### Exercise
Your task is to print all of the material verbatim.

### Recorded data

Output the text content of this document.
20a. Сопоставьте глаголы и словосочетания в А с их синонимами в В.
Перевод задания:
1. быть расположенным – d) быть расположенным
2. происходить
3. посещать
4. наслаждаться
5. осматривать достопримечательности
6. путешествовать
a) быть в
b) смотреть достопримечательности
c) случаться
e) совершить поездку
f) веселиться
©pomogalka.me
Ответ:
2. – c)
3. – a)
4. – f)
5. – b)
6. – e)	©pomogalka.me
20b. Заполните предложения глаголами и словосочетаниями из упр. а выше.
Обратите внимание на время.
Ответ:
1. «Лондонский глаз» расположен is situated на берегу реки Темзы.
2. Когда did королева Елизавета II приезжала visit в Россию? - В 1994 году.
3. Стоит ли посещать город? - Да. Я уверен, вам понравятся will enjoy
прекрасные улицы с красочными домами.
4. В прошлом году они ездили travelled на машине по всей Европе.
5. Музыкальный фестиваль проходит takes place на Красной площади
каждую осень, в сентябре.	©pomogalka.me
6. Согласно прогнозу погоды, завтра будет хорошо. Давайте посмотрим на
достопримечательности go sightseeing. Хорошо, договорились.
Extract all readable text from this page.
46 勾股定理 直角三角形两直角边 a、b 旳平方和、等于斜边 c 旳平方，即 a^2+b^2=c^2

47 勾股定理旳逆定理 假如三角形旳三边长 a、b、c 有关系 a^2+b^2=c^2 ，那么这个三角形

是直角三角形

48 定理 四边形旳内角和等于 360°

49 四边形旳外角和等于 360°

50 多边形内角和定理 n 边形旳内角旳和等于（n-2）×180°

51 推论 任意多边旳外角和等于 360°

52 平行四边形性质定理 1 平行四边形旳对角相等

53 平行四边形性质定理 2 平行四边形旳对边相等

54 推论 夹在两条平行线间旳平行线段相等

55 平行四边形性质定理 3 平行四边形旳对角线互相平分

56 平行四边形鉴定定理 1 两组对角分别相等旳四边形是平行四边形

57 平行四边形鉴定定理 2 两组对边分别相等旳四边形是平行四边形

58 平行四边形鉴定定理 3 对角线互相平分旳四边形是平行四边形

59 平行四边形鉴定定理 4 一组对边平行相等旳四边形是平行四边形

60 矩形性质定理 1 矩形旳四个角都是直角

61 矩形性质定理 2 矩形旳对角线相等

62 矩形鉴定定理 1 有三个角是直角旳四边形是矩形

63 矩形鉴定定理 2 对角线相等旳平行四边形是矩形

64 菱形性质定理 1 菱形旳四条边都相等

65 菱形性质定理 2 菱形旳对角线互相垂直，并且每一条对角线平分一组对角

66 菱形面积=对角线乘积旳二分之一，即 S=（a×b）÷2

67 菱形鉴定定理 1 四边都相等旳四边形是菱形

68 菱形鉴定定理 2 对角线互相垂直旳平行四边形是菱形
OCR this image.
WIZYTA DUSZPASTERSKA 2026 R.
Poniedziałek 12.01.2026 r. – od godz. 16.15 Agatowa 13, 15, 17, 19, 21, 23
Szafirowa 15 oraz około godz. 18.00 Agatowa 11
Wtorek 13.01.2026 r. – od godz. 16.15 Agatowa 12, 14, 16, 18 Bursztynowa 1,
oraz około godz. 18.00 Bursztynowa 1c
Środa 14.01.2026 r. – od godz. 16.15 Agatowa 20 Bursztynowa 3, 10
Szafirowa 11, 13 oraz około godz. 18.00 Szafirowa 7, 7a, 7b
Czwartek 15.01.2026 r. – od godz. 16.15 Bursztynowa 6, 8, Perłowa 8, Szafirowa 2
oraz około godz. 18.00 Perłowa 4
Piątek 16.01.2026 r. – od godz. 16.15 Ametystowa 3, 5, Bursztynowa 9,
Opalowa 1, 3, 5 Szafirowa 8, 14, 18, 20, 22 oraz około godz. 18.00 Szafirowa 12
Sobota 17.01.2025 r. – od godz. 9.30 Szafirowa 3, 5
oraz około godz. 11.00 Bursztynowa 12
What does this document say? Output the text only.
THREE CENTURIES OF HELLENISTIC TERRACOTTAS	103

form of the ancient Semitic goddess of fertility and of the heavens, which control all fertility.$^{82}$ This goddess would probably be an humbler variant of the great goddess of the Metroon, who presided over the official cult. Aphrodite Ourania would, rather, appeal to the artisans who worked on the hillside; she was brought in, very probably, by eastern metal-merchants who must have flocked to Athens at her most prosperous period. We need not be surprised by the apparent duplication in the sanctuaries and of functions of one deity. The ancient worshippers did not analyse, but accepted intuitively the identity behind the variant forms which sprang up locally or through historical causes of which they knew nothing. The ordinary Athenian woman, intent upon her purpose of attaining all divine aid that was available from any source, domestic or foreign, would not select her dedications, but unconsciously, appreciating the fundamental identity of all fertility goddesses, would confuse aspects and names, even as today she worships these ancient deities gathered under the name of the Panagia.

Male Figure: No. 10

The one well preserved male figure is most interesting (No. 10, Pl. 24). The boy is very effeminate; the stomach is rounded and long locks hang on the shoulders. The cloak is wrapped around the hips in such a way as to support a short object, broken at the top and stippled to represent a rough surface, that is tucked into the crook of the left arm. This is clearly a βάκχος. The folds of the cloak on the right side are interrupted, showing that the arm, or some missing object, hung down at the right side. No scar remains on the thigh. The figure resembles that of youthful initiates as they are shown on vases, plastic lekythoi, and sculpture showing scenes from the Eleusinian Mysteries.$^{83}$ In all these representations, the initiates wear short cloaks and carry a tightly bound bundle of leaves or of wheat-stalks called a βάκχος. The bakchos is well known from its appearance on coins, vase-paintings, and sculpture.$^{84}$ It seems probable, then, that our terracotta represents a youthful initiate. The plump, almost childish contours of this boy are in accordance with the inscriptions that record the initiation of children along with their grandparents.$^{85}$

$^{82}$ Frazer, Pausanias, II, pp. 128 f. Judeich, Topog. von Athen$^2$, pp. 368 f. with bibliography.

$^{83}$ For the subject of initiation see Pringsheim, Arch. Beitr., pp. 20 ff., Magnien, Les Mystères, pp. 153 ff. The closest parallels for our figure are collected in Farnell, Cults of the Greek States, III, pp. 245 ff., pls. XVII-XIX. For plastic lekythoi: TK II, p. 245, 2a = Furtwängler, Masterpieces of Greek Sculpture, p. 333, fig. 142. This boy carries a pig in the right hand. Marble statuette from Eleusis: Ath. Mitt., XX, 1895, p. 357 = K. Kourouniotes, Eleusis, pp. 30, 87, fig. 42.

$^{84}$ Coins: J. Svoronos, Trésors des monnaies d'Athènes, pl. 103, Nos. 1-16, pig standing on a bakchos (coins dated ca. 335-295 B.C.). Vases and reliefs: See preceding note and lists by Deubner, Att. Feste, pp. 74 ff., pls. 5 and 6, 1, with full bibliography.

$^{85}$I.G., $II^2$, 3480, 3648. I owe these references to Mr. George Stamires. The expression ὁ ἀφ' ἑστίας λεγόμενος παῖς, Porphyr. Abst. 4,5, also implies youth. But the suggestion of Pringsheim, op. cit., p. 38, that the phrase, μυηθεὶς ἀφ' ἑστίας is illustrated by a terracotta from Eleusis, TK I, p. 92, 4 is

### Response to the exercise
Output the text content of this document.
20a. Сопоставьте глаголы и словосочетания в А с их синонимами в В.
Перевод задания:
1. быть расположенным – d) быть расположенным
2. происходить
3. посещать
4. наслаждаться
5. осматривать достопримечательности
6. путешествовать
a) быть в
b) смотреть достопримечательности
c) случаться
e) совершить поездку
f) веселиться
©pomogalka.me
Ответ:
2. – c)
3. – a)
4. – f)
5. – b)
6. – e)	©pomogalka.me
20b. Заполните предложения глаголами и словосочетаниями из упр. а выше.
Обратите внимание на время.
Ответ:
1. «Лондонский глаз» расположен is situated на берегу реки Темзы.
2. Когда did королева Елизавета II приезжала visit в Россию? - В 1994 году.
3. Стоит ли посещать город? - Да. Я уверен, вам понравятся will enjoy
прекрасные улицы с красочными домами.
4. В прошлом году они ездили travelled на машине по всей Европе.
5. Музыкальный фестиваль проходит takes place на Красной площади
каждую осень, в сентябре.	©pomogalka.me
6. Согласно прогнозу погоды, завтра будет хорошо. Давайте посмотрим на
достопримечательности go sightseeing. Хорошо, договорились.
Extract all readable text from this page.
46 勾股定理 直角三角形两直角边 a、b 旳平方和、等于斜边 c 旳平方，即 a^2+b^2=c^2

47 勾股定理旳逆定理 假如三角形旳三边长 a、b、c 有关系 a^2+b^2=c^2 ，那么这个三角形

是直角三角形

48 定理 四边形旳内角和等于 360°

49 四边形旳外角和等于 360°

50 多边形内角和定理 n 边形旳内角旳和等于（n-2）×180°

51 推论 任意多边旳外角和等于 360°

52 平行四边形性质定理 1 平行四边形旳对角相等

53 平行四边形性质定理 2 平行四边形旳对边相等

54 推论 夹在两条平行线间旳平行线段相等

55 平行四边形性质定理 3 平行四边形旳对角线互相平分

56 平行四边形鉴定定理 1 两组对角分别相等旳四边形是平行四边形

57 平行四边形鉴定定理 2 两组对边分别相等旳四边形是平行四边形

58 平行四边形鉴定定理 3 对角线互相平分旳四边形是平行四边形

59 平行四边形鉴定定理 4 一组对边平行相等旳四边形是平行四边形

60 矩形性质定理 1 矩形旳四个角都是直角

61 矩形性质定理 2 矩形旳对角线相等

62 矩形鉴定定理 1 有三个角是直角旳四边形是矩形

63 矩形鉴定定理 2 对角线相等旳平行四边形是矩形

64 菱形性质定理 1 菱形旳四条边都相等

65 菱形性质定理 2 菱形旳对角线互相垂直，并且每一条对角线平分一组对角

66 菱形面积=对角线乘积旳二分之一，即 S=（a×b）÷2

67 菱形鉴定定理 1 四边都相等旳四边形是菱形

68 菱形鉴定定理 2 对角线互相垂直旳平行四边形是菱形
OCR this image.
WIZYTA DUSZPASTERSKA 2026 R.
Poniedziałek 12.01.2026 r. – od godz. 16.15 Agatowa 13, 15, 17, 19, 21, 23
Szafirowa 15 oraz około godz. 18.00 Agatowa 11
Wtorek 13.01.2026 r. – od godz. 16.15 Agatowa 12, 14, 16, 18 Bursztynowa 1,
oraz około godz. 18.00 Bursztynowa 1c
Środa 14.01.2026 r. – od godz. 16.15 Agatowa 20 Bursztynowa 3, 10
Szafirowa 11, 13 oraz około godz. 18.00 Szafirowa 7, 7a, 7b
Czwartek 15.01.2026 r. – od godz. 16.15 Bursztynowa 6, 8, Perłowa 8, Szafirowa 2
oraz około godz. 18.00 Perłowa 4
Piątek 16.01.2026 r. – od godz. 16.15 Ametystowa 3, 5, Bursztynowa 9,
Opalowa 1, 3, 5 Szafirowa 8, 14, 18, 20, 22 oraz około godz. 18.00 Szafirowa 12
Sobota 17.01.2025 r. – od godz. 9.30 Szafirowa 3, 5
oraz około godz. 11.00 Bursztynowa 12
What does this document say? Output the text only.
THREE CENTURIES OF HELLENISTIC TERRACOTTAS	103

form of the ancient Semitic goddess of fertility and of the heavens, which control all fertility.$^{82}$ This goddess would probably be an humbler variant of the great goddess of the Metroon, who presided over the official cult. Aphrodite Ourania would, rather, appeal to the artisans who worked on the hillside; she was brought in, very probably, by eastern metal-merchants who must have flocked to Athens at her most prosperous period. We need not be surprised by the apparent duplication in the sanctuaries and of functions of one deity. The ancient worshippers did not analyse, but accepted intuitively the identity behind the variant forms which sprang up locally or through historical causes of which they knew nothing. The ordinary Athenian woman, intent upon her purpose of attaining all divine aid that was available from any source, domestic or foreign, would not select her dedications, but unconsciously, appreciating the fundamental identity of all fertility goddesses, would confuse aspects and names, even as today she worships these ancient deities gathered under the name of the Panagia.

Male Figure: No. 10

The one well preserved male figure is most interesting (No. 10, Pl. 24). The boy is very effeminate; the stomach is rounded and long locks hang on the shoulders. The cloak is wrapped around the hips in such a way as to support a short object, broken at the top and stippled to represent a rough surface, that is tucked into the crook of the left arm. This is clearly a βάκχος. The folds of the cloak on the right side are interrupted, showing that the arm, or some missing object, hung down at the right side. No scar remains on the thigh. The figure resembles that of youthful initiates as they are shown on vases, plastic lekythoi, and sculpture showing scenes from the Eleusinian Mysteries.$^{83}$ In all these representations, the initiates wear short cloaks and carry a tightly bound bundle of leaves or of wheat-stalks called a βάκχος. The bakchos is well known from its appearance on coins, vase-paintings, and sculpture.$^{84}$ It seems probable, then, that our terracotta represents a youthful initiate. The plump, almost childish contours of this boy are in accordance with the inscriptions that record the initiation of children along with their grandparents.$^{85}$

$^{82}$ Frazer, Pausanias, II, pp. 128 f. Judeich, Topog. von Athen$^2$, pp. 368 f. with bibliography.

$^{83}$ For the subject of initiation see Pringsheim, Arch. Beitr., pp. 20 ff., Magnien, Les Mystères, pp. 153 ff. The closest parallels for our figure are collected in Farnell, Cults of the Greek States, III, pp. 245 ff., pls. XVII-XIX. For plastic lekythoi: TK II, p. 245, 2a = Furtwängler, Masterpieces of Greek Sculpture, p. 333, fig. 142. This boy carries a pig in the right hand. Marble statuette from Eleusis: Ath. Mitt., XX, 1895, p. 357 = K. Kourouniotes, Eleusis, pp. 30, 87, fig. 42.

$^{84}$ Coins: J. Svoronos, Trésors des monnaies d'Athènes, pl. 103, Nos. 1-16, pig standing on a bakchos (coins dated ca. 335-295 B.C.). Vases and reliefs: See preceding note and lists by Deubner, Att. Feste, pp. 74 ff., pls. 5 and 6, 1, with full bibliography.

$^{85}$I.G., $II^2$, 3480, 3648. I owe these references to Mr. George Stamires. The expression ὁ ἀφ' ἑστίας λεγόμενος παῖς, Porphyr. Abst. 4,5, also implies youth. But the suggestion of Pringsheim, op. cit., p. 38, that the phrase, μυηθεὶς ἀφ' ἑστίας is illustrated by a terracotta from Eleusis, TK I, p. 92, 4 is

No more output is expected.